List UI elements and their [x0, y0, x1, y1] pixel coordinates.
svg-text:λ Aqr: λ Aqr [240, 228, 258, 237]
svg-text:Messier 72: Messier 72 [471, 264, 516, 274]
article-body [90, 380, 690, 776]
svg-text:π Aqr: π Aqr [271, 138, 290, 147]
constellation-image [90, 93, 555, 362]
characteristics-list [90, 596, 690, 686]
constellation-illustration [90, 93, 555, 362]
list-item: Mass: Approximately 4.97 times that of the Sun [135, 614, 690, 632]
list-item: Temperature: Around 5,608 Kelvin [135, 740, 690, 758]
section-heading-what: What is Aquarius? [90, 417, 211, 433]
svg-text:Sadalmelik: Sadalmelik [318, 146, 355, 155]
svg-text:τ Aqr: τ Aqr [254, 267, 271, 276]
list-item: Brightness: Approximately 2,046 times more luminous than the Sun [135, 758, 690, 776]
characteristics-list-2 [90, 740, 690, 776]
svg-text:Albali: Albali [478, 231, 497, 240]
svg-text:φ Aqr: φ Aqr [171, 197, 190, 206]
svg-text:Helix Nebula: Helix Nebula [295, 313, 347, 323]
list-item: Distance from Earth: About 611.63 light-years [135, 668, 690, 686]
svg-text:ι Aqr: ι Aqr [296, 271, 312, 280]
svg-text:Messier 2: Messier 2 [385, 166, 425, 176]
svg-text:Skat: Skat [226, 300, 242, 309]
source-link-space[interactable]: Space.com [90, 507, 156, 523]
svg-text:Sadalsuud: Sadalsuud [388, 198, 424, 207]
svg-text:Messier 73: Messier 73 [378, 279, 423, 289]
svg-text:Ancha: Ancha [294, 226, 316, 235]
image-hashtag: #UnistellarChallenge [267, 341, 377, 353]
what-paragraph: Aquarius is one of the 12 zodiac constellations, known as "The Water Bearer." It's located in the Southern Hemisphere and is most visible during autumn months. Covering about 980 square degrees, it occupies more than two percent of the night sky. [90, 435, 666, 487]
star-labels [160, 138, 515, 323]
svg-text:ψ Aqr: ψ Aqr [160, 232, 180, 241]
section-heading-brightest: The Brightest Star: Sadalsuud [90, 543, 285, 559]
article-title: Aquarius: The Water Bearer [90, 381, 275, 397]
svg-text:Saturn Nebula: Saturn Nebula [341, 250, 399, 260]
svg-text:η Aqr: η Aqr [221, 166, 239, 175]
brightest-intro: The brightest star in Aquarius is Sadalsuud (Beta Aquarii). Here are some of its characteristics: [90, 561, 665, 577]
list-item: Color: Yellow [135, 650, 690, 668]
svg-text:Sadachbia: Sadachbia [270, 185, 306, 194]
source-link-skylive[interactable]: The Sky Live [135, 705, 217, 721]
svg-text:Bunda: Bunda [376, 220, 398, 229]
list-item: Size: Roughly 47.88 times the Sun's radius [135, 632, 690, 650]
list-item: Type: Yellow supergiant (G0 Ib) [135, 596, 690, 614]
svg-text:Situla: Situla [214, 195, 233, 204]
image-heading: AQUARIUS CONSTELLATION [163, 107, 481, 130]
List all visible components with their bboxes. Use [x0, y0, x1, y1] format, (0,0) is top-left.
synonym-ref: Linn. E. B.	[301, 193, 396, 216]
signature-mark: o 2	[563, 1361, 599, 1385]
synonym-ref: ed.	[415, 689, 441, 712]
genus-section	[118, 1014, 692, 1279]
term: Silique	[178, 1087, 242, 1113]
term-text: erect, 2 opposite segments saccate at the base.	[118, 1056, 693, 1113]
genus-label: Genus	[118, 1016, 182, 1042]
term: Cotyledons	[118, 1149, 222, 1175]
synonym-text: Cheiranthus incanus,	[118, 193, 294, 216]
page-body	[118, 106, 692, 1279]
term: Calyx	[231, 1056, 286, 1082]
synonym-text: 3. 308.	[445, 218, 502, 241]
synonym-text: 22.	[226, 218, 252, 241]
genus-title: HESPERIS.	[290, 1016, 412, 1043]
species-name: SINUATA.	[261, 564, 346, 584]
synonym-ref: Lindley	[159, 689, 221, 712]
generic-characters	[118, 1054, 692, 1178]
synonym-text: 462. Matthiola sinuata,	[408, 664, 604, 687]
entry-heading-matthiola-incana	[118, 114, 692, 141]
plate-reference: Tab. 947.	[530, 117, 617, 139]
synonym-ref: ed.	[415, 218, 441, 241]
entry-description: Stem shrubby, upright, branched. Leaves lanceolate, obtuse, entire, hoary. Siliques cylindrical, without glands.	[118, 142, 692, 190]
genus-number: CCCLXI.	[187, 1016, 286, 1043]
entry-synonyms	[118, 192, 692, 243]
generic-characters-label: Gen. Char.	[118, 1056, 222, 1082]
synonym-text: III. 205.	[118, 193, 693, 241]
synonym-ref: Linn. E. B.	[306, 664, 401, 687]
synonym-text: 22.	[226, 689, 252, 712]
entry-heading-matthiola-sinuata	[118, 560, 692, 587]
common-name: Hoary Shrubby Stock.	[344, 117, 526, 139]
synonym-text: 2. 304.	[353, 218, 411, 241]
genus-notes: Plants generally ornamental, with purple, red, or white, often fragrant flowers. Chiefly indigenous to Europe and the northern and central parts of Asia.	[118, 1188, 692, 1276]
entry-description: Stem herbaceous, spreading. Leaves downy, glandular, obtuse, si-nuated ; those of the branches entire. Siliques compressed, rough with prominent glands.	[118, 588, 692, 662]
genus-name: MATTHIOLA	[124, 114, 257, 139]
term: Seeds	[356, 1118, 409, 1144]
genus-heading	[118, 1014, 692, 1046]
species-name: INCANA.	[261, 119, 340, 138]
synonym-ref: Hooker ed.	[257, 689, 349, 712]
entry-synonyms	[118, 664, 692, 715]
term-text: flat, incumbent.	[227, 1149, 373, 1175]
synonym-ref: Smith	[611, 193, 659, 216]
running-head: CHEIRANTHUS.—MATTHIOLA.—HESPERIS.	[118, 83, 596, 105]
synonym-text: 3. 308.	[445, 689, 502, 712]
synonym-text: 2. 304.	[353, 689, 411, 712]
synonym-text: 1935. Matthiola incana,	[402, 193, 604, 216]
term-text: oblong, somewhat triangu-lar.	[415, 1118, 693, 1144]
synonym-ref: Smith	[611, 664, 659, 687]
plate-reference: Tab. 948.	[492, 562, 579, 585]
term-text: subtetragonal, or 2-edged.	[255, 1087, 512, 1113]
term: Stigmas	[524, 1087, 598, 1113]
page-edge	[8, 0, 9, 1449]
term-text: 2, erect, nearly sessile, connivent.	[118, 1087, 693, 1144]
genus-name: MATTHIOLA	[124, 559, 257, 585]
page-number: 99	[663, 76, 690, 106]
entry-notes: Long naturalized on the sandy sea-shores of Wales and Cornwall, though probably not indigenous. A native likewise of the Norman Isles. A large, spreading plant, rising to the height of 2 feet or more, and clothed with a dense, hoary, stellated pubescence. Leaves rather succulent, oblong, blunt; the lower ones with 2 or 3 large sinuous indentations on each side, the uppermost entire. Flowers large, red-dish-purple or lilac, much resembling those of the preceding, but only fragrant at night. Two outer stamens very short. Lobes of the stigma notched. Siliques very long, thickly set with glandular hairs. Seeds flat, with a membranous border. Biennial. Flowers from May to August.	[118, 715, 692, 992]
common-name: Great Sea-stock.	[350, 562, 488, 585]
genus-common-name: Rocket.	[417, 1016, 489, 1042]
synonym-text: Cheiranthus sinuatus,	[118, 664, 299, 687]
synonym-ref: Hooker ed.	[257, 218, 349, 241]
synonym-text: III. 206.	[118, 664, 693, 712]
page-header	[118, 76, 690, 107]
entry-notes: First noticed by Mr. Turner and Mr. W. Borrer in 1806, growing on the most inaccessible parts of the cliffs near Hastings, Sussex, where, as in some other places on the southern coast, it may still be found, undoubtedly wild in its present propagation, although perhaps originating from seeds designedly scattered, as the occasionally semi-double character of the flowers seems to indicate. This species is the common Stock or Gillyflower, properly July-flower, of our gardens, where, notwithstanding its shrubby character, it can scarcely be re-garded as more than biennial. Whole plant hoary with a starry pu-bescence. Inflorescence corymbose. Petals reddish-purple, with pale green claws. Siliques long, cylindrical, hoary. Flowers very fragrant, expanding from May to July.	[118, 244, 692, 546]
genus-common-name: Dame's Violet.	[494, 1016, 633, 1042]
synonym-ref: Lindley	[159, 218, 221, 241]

TASK DESCRIPTION
Express the data from the start through the line with "image-hashtag: #UnistellarChallenge [267, 341, 377, 353]" as a JSON list of strings, one string per line, leaving out blank lines.

EXPECTED OUTPUT
[
  "List UI elements and their [x0, y0, x1, y1] pixel coordinates.",
  "svg-text:λ Aqr: λ Aqr [240, 228, 258, 237]",
  "svg-text:Messier 72: Messier 72 [471, 264, 516, 274]",
  "article-body [90, 380, 690, 776]",
  "svg-text:π Aqr: π Aqr [271, 138, 290, 147]",
  "constellation-image [90, 93, 555, 362]",
  "characteristics-list [90, 596, 690, 686]",
  "constellation-illustration [90, 93, 555, 362]",
  "list-item: Mass: Approximately 4.97 times that of the Sun [135, 614, 690, 632]",
  "list-item: Temperature: Around 5,608 Kelvin [135, 740, 690, 758]",
  "section-heading-what: What is Aquarius? [90, 417, 211, 433]",
  "svg-text:Sadalmelik: Sadalmelik [318, 146, 355, 155]",
  "svg-text:τ Aqr: τ Aqr [254, 267, 271, 276]",
  "list-item: Brightness: Approximately 2,046 times more luminous than the Sun [135, 758, 690, 776]",
  "characteristics-list-2 [90, 740, 690, 776]",
  "svg-text:Albali: Albali [478, 231, 497, 240]",
  "svg-text:φ Aqr: φ Aqr [171, 197, 190, 206]",
  "svg-text:Helix Nebula: Helix Nebula [295, 313, 347, 323]",
  "list-item: Distance from Earth: About 611.63 light-years [135, 668, 690, 686]",
  "svg-text:ι Aqr: ι Aqr [296, 271, 312, 280]",
  "svg-text:Messier 2: Messier 2 [385, 166, 425, 176]",
  "svg-text:Skat: Skat [226, 300, 242, 309]",
  "source-link-space[interactable]: Space.com [90, 507, 156, 523]",
  "svg-text:Sadalsuud: Sadalsuud [388, 198, 424, 207]",
  "svg-text:Messier 73: Messier 73 [378, 279, 423, 289]",
  "svg-text:Ancha: Ancha [294, 226, 316, 235]",
  "image-hashtag: #UnistellarChallenge [267, 341, 377, 353]"
]